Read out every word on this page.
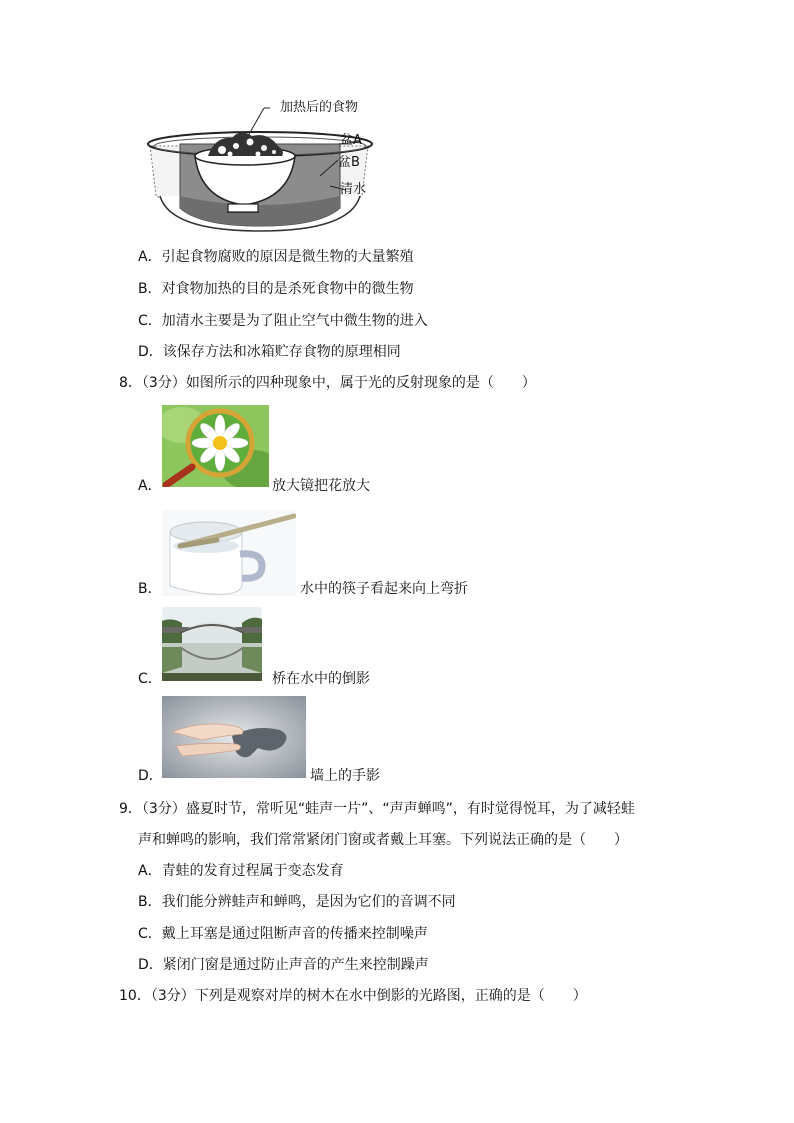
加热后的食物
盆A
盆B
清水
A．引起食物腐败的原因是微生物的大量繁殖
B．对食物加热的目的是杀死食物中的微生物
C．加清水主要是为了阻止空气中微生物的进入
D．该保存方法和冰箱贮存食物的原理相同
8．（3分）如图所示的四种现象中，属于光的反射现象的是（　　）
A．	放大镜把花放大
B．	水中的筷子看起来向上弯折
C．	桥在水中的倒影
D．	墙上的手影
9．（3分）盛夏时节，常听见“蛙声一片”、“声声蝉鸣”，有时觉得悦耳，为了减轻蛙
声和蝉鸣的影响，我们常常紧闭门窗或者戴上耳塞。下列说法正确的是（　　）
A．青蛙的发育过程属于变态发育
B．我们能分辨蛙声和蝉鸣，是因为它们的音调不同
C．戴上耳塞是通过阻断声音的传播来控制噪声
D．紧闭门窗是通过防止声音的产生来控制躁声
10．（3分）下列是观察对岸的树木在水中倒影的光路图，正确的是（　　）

EXERCISE AIM:
Each entry above should be reproduced exactly, with the pictures removed.

OUTPUT OF THE TASK:
Read out every word on this page.
加热后的食物
盆A
盆B
清水
A．引起食物腐败的原因是微生物的大量繁殖
B．对食物加热的目的是杀死食物中的微生物
C．加清水主要是为了阻止空气中微生物的进入
D．该保存方法和冰箱贮存食物的原理相同
8．（3分）如图所示的四种现象中，属于光的反射现象的是（　　）
A．	放大镜把花放大
B．	水中的筷子看起来向上弯折
C．	桥在水中的倒影
D．	墙上的手影
9．（3分）盛夏时节，常听见“蛙声一片”、“声声蝉鸣”，有时觉得悦耳，为了减轻蛙
声和蝉鸣的影响，我们常常紧闭门窗或者戴上耳塞。下列说法正确的是（　　）
A．青蛙的发育过程属于变态发育
B．我们能分辨蛙声和蝉鸣，是因为它们的音调不同
C．戴上耳塞是通过阻断声音的传播来控制噪声
D．紧闭门窗是通过防止声音的产生来控制躁声
10．（3分）下列是观察对岸的树木在水中倒影的光路图，正确的是（　　）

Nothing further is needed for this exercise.